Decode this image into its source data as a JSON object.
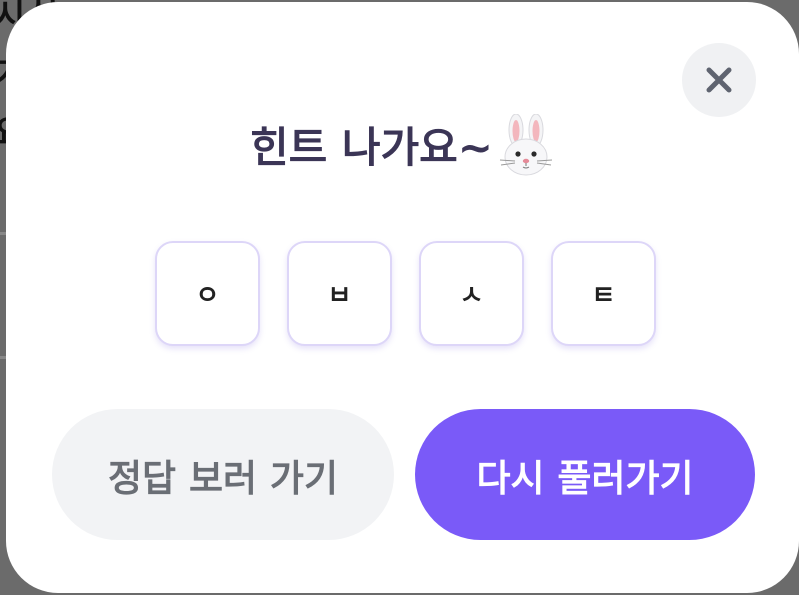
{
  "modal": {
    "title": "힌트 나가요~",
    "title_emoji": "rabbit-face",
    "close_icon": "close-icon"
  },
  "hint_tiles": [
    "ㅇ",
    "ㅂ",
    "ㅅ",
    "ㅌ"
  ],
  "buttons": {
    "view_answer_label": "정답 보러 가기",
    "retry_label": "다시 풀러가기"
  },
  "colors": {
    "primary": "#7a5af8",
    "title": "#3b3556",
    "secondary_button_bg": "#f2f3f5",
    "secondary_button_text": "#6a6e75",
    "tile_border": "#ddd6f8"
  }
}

...

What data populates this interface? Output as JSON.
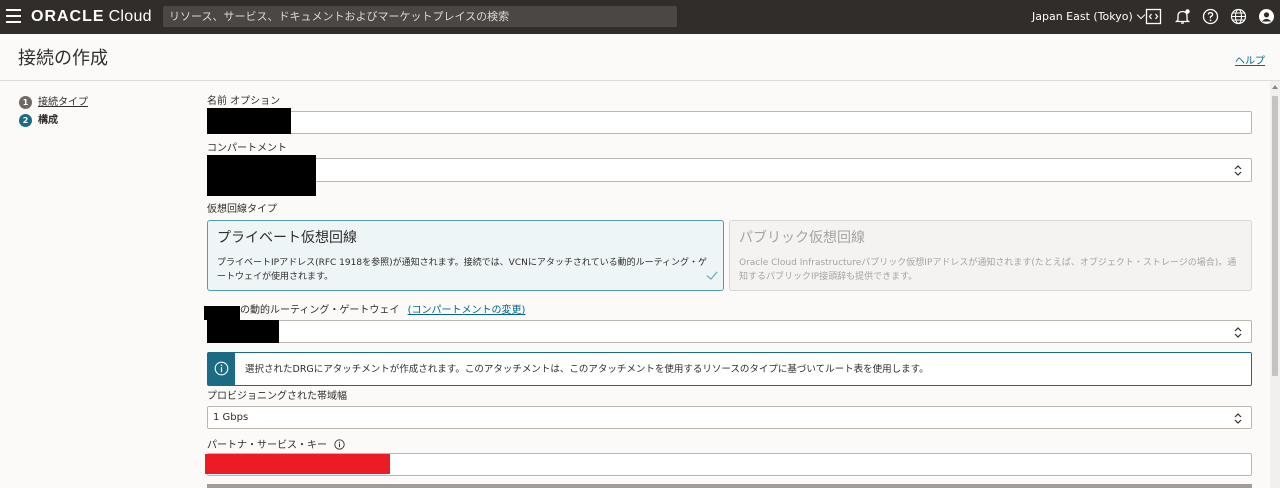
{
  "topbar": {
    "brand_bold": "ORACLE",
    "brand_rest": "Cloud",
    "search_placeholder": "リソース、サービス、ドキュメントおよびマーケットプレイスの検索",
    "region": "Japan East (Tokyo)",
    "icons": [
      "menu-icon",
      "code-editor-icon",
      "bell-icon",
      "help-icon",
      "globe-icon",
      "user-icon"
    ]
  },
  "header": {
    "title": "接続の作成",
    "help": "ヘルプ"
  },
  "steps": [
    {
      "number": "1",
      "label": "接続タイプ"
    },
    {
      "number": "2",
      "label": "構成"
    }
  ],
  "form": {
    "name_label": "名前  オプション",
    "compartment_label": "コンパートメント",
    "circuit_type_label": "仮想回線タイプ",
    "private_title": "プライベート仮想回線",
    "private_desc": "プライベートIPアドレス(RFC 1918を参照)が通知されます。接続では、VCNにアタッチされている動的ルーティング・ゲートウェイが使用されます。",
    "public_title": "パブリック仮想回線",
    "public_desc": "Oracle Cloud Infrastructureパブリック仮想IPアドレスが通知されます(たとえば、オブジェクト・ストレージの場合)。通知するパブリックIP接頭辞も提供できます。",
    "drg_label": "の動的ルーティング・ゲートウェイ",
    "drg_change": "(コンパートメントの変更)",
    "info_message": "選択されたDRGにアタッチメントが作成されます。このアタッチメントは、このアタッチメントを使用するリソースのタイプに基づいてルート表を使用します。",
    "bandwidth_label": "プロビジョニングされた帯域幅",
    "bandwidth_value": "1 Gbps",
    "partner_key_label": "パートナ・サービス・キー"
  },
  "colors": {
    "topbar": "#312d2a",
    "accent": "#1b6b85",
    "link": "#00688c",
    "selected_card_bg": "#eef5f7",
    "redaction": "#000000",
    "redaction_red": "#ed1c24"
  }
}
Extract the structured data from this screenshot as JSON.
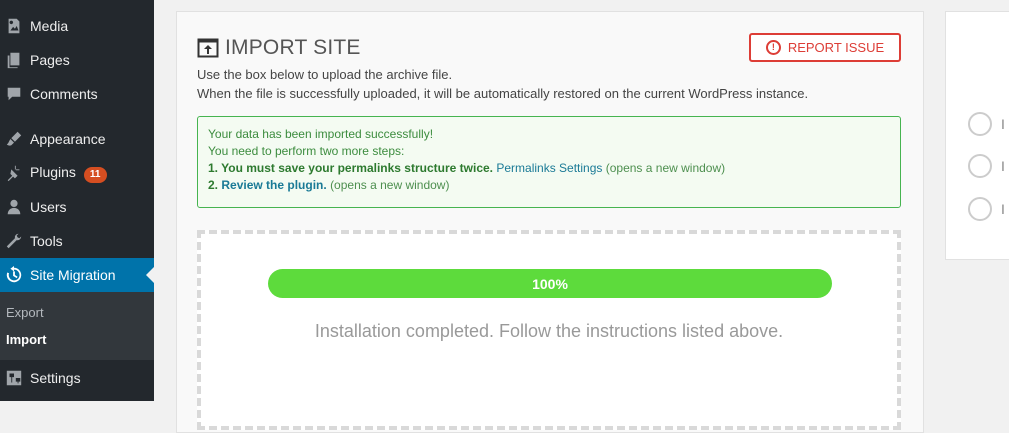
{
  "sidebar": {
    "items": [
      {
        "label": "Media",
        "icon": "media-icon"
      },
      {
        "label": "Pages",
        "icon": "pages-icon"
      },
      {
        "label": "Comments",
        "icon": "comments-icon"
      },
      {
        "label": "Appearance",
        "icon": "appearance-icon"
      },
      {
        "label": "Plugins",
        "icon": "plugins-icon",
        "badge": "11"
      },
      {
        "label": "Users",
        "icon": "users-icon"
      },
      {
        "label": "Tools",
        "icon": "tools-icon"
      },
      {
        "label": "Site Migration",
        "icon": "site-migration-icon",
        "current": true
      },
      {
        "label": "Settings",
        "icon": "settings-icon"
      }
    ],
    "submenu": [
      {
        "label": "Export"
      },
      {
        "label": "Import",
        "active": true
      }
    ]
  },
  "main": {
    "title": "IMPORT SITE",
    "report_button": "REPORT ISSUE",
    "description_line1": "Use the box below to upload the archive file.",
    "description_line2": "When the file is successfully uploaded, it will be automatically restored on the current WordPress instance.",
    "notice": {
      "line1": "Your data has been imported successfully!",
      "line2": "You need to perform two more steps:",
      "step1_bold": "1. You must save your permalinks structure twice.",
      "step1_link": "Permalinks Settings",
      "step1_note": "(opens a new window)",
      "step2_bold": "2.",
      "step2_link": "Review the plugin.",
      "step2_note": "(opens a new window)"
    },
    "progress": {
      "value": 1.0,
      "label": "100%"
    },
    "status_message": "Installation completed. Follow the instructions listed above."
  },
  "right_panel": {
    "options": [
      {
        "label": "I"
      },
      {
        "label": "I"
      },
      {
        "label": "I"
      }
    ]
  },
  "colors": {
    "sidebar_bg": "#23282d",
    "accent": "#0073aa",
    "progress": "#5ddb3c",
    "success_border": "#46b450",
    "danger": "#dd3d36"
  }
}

What is expected: Identify each line in the entries with the word "successfully" and copy it.

Written reply:
    "description_line2": "When the file is successfully uploaded, it will be automatically restored on the current WordPress instance.",
      "line1": "Your data has been imported successfully!",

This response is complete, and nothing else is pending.